## DATA PROVIDED
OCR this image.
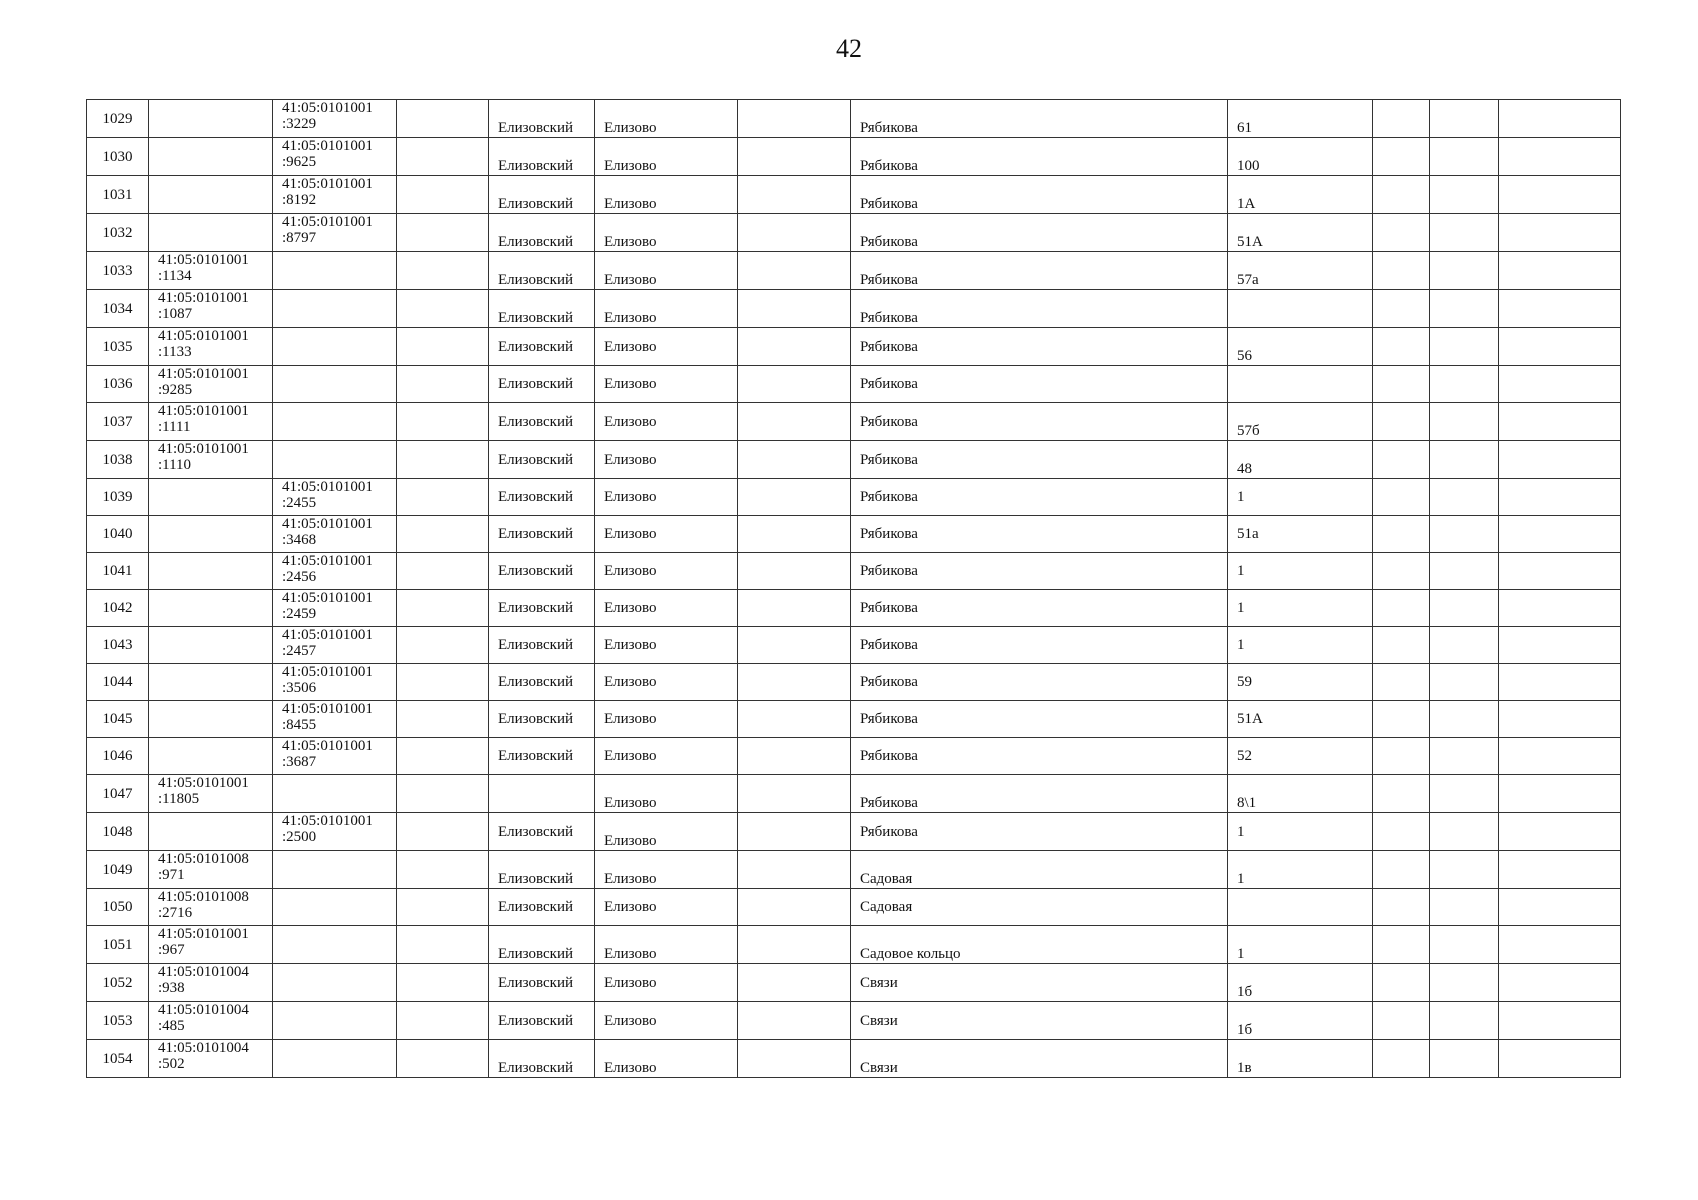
42
1029		41:05:0101001
:3229		Елизовский	Елизово		Рябикова	61			

1030		41:05:0101001
:9625		Елизовский	Елизово		Рябикова	100			

1031		41:05:0101001
:8192		Елизовский	Елизово		Рябикова	1А			

1032		41:05:0101001
:8797		Елизовский	Елизово		Рябикова	51А			

1033	41:05:0101001
:1134			Елизовский	Елизово		Рябикова	57а			

1034	41:05:0101001
:1087			Елизовский	Елизово		Рябикова				

1035	41:05:0101001
:1133			Елизовский	Елизово		Рябикова	56			

1036	41:05:0101001
:9285			Елизовский	Елизово		Рябикова				

1037	41:05:0101001
:1111			Елизовский	Елизово		Рябикова	57б			

1038	41:05:0101001
:1110			Елизовский	Елизово		Рябикова	48			

1039		41:05:0101001
:2455		Елизовский	Елизово		Рябикова	1			

1040		41:05:0101001
:3468		Елизовский	Елизово		Рябикова	51а			

1041		41:05:0101001
:2456		Елизовский	Елизово		Рябикова	1			

1042		41:05:0101001
:2459		Елизовский	Елизово		Рябикова	1			

1043		41:05:0101001
:2457		Елизовский	Елизово		Рябикова	1			

1044		41:05:0101001
:3506		Елизовский	Елизово		Рябикова	59			

1045		41:05:0101001
:8455		Елизовский	Елизово		Рябикова	51А			

1046		41:05:0101001
:3687		Елизовский	Елизово		Рябикова	52			

1047	41:05:0101001
:11805				Елизово		Рябикова	8\1			

1048		41:05:0101001
:2500		Елизовский	Елизово		Рябикова	1			

1049	41:05:0101008
:971			Елизовский	Елизово		Садовая	1			

1050	41:05:0101008
:2716			Елизовский	Елизово		Садовая				

1051	41:05:0101001
:967			Елизовский	Елизово		Садовое кольцо	1			

1052	41:05:0101004
:938			Елизовский	Елизово		Связи	1б			

1053	41:05:0101004
:485			Елизовский	Елизово		Связи	1б			

1054	41:05:0101004
:502			Елизовский	Елизово		Связи	1в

## WHAT THE EXERCISE ASKS
Extract every line containing the string "Садовая" from the material.

## RESULT BELOW
:971			Елизовский	Елизово		Садовая	1			
:2716			Елизовский	Елизово		Садовая				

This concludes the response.